Required work:
From the line containing "Convert this document image to plain text." to the last line of the data below, copy everything exactly and nothing else; pictures stay out.

Start Data records

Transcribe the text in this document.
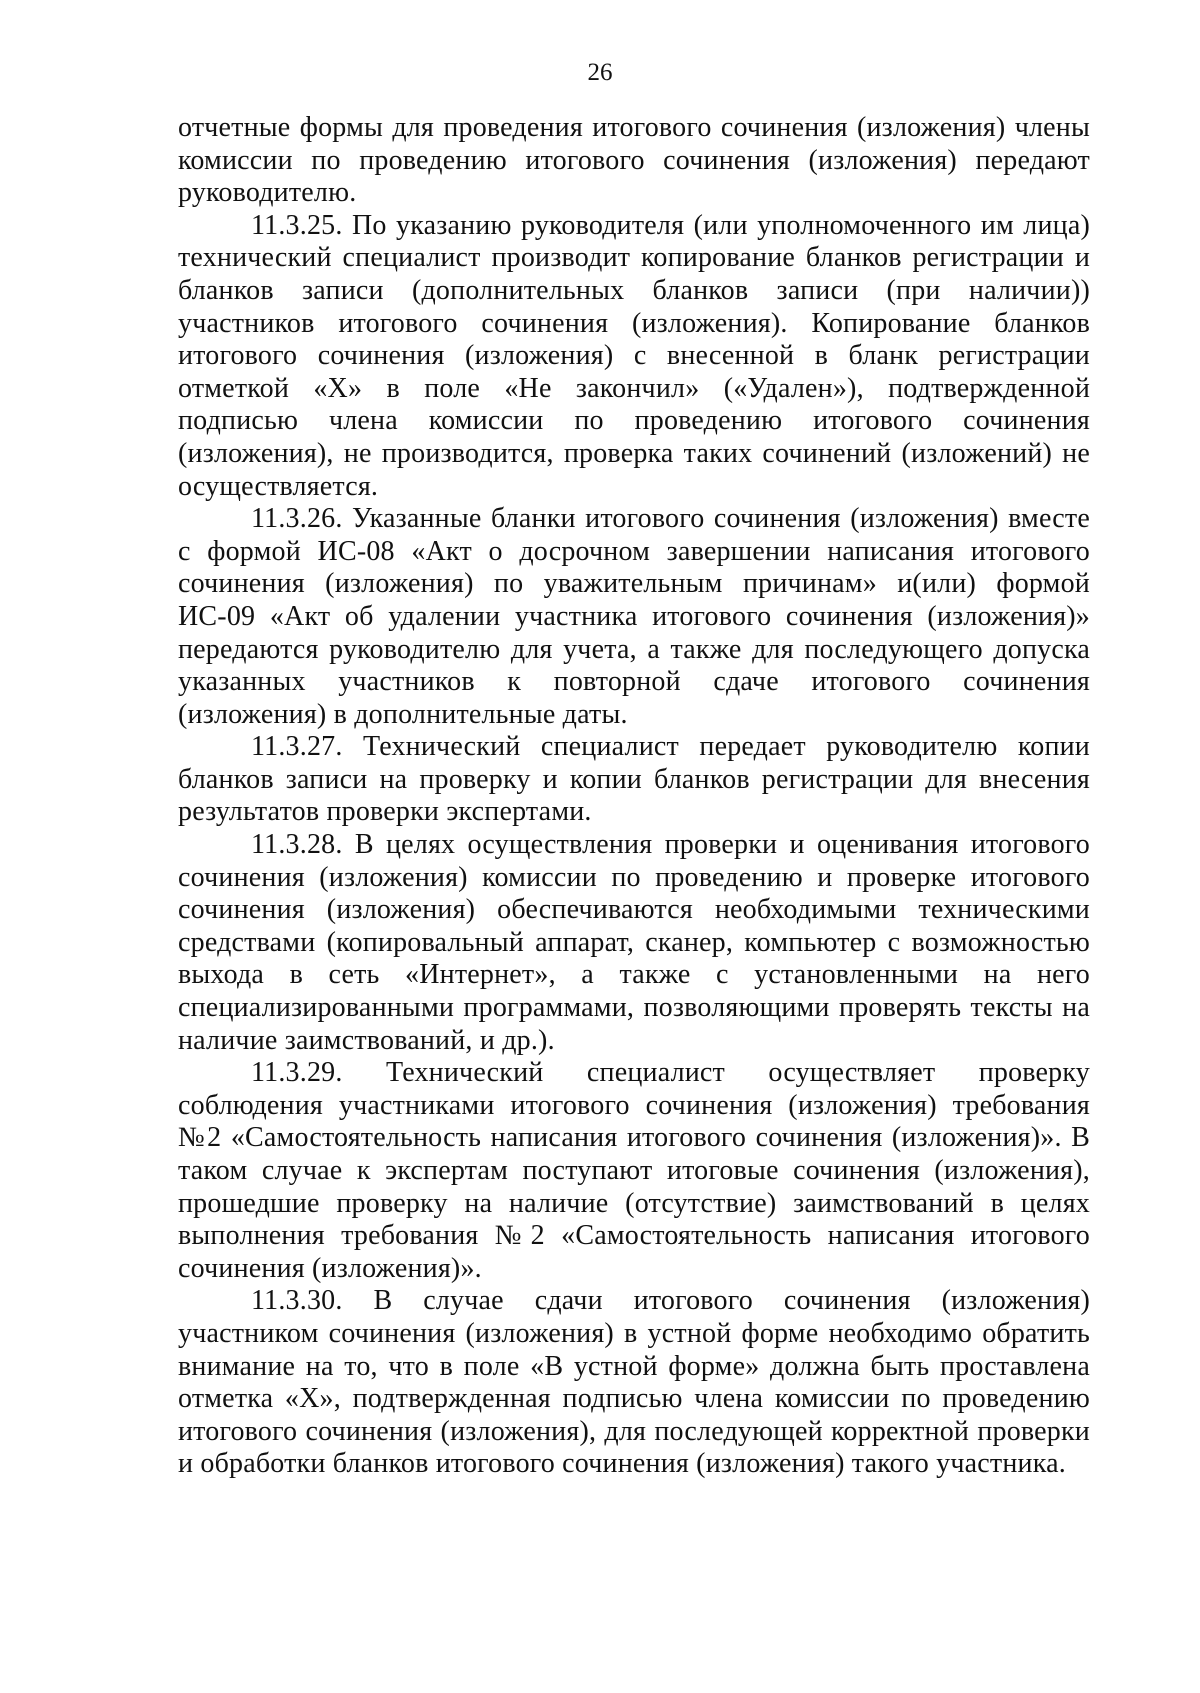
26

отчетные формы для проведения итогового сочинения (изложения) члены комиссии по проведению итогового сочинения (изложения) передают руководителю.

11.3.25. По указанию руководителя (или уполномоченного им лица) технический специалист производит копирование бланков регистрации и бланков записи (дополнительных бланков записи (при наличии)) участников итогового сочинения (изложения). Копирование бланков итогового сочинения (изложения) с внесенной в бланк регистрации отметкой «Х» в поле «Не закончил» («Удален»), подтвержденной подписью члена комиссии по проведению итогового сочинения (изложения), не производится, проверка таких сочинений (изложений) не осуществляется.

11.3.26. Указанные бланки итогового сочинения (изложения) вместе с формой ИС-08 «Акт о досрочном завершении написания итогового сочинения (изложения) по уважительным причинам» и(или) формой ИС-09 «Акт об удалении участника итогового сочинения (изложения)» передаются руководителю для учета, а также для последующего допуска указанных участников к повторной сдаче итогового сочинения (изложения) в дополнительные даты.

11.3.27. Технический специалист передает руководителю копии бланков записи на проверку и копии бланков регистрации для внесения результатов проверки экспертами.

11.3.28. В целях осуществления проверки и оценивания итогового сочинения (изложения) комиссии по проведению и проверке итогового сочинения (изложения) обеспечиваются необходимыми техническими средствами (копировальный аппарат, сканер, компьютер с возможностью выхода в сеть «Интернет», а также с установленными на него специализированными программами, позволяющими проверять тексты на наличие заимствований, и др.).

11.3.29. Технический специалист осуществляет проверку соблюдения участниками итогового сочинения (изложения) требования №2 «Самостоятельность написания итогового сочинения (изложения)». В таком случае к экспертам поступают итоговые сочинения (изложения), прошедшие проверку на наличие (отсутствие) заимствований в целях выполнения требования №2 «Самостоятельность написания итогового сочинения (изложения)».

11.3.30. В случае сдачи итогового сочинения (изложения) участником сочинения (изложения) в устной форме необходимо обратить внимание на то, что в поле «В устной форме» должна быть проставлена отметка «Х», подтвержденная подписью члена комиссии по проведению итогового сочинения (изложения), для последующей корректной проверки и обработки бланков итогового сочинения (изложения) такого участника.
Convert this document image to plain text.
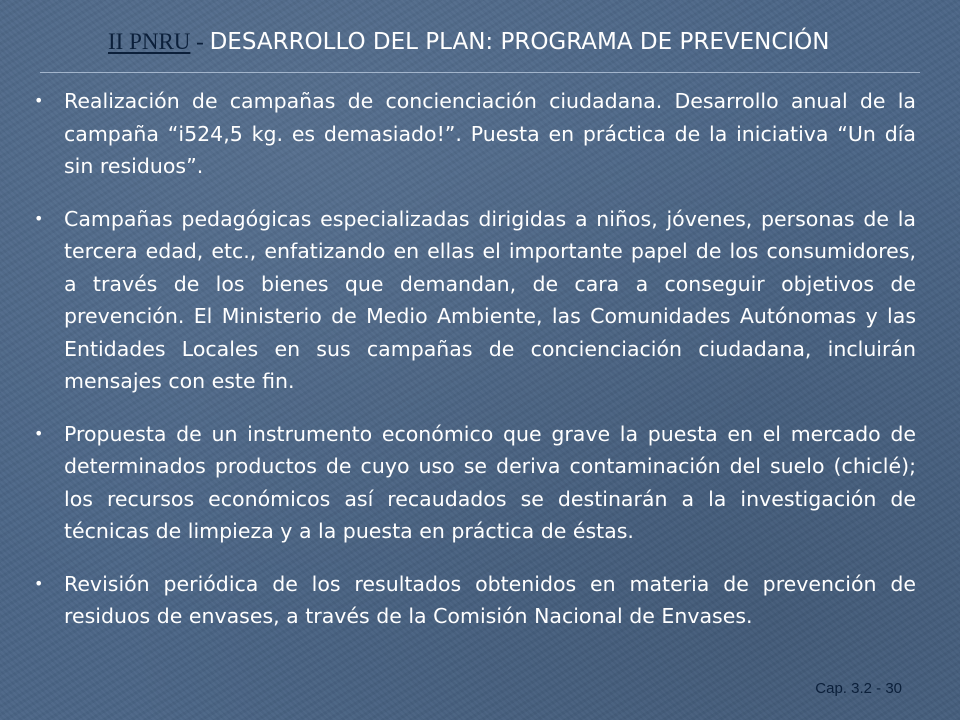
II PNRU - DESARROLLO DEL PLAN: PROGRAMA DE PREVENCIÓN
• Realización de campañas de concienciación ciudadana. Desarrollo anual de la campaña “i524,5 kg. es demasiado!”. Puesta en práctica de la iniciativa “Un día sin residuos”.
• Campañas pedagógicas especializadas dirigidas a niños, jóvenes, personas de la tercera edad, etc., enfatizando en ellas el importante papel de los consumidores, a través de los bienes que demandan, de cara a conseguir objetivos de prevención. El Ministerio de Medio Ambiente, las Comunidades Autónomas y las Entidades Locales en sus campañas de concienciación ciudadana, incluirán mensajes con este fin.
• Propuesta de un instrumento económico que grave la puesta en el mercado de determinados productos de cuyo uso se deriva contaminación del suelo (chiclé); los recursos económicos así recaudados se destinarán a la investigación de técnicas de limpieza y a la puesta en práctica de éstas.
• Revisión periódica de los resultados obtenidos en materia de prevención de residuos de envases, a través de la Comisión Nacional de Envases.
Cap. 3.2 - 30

End Data records

Final result:
Convert this document image to plain text.
II PNRU - DESARROLLO DEL PLAN: PROGRAMA DE PREVENCIÓN
• Realización de campañas de concienciación ciudadana. Desarrollo anual de la campaña “i524,5 kg. es demasiado!”. Puesta en práctica de la iniciativa “Un día sin residuos”.
• Campañas pedagógicas especializadas dirigidas a niños, jóvenes, personas de la tercera edad, etc., enfatizando en ellas el importante papel de los consumidores, a través de los bienes que demandan, de cara a conseguir objetivos de prevención. El Ministerio de Medio Ambiente, las Comunidades Autónomas y las Entidades Locales en sus campañas de concienciación ciudadana, incluirán mensajes con este fin.
• Propuesta de un instrumento económico que grave la puesta en el mercado de determinados productos de cuyo uso se deriva contaminación del suelo (chiclé); los recursos económicos así recaudados se destinarán a la investigación de técnicas de limpieza y a la puesta en práctica de éstas.
• Revisión periódica de los resultados obtenidos en materia de prevención de residuos de envases, a través de la Comisión Nacional de Envases.
Cap. 3.2 - 30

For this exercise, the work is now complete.